→ **SHORT TASK**: Find every line in the records below that holds the word "Média" and copy it.

→ **Records from a collection**:

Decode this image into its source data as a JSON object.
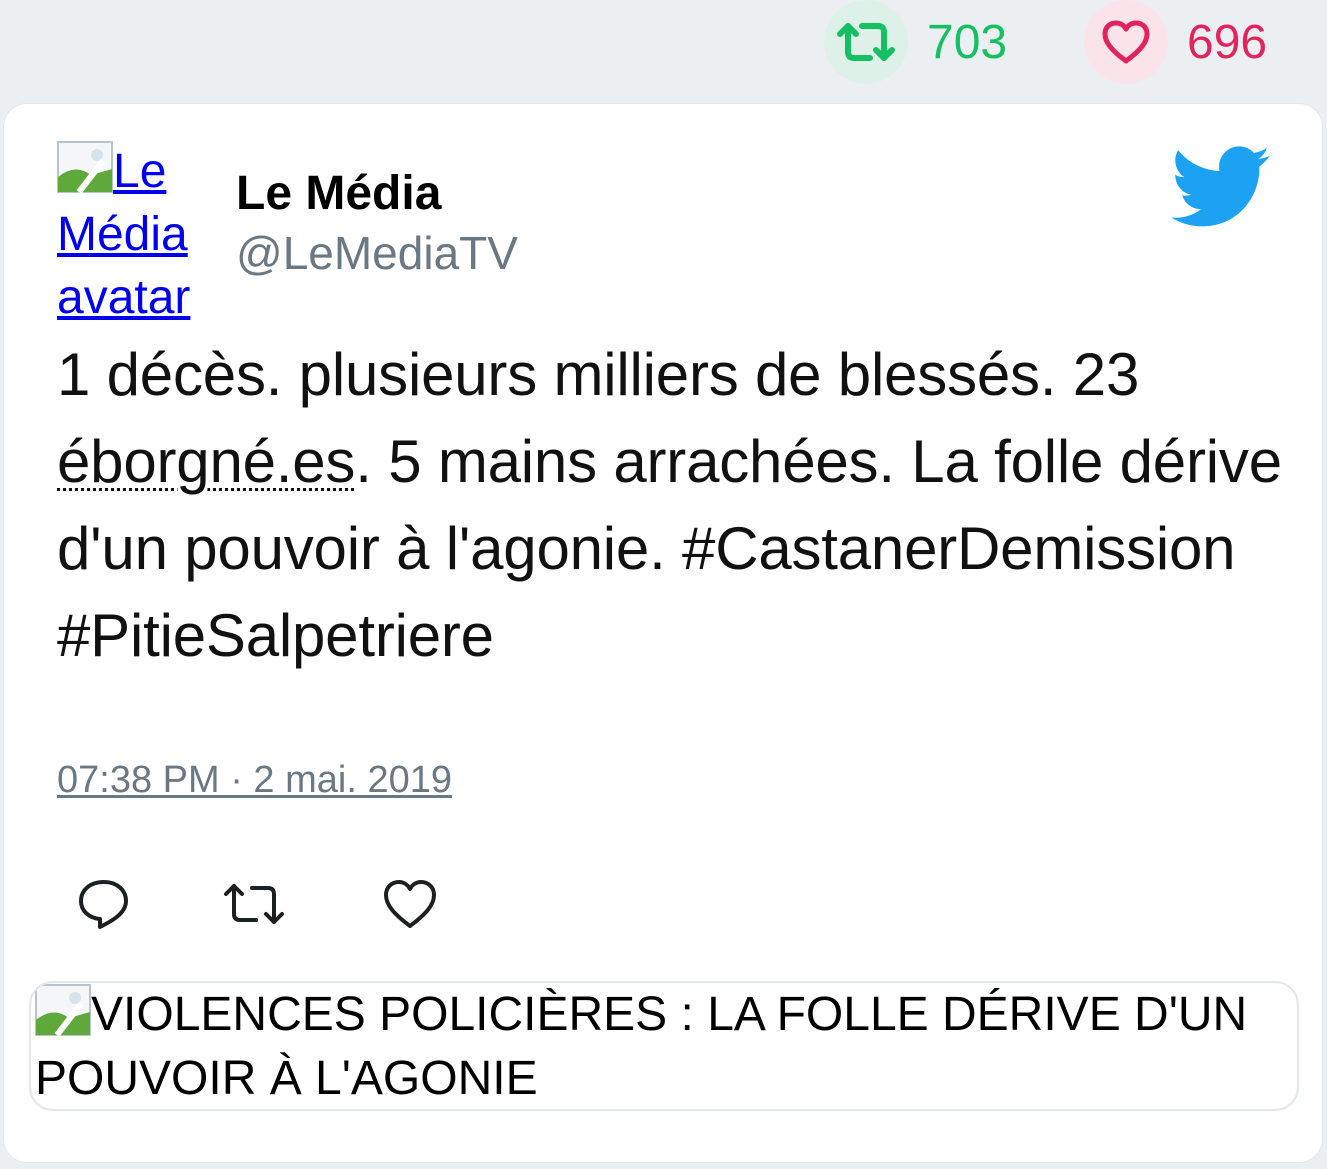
{
  "stats": {
    "retweets": "703",
    "likes": "696",
    "retweet_icon": "retweet-icon",
    "like_icon": "heart-icon",
    "retweet_color": "#17bf63",
    "like_color": "#e0245e"
  },
  "tweet": {
    "avatar_alt": "Le Média avatar",
    "author_name": "Le Média",
    "author_handle": "@LeMediaTV",
    "brand_icon": "twitter-bird-icon",
    "brand_color": "#1da1f2",
    "text_part1": "1 décès. plusieurs milliers de blessés. 23 ",
    "text_abbr": "éborgné.es",
    "text_part2": ". 5 mains arrachées. La folle dérive d'un pouvoir à l'agonie. #CastanerDemission #PitieSalpetriere",
    "timestamp": "07:38 PM · 2 mai. 2019",
    "actions": [
      "reply-icon",
      "retweet-icon",
      "heart-icon"
    ]
  },
  "link_card": {
    "image_alt": "VIOLENCES POLICIÈRES : LA FOLLE DÉRIVE D'UN POUVOIR À L'AGONIE"
  }
}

→ **TASK ANSWER**:
    "avatar_alt": "Le Média avatar",
    "author_name": "Le Média",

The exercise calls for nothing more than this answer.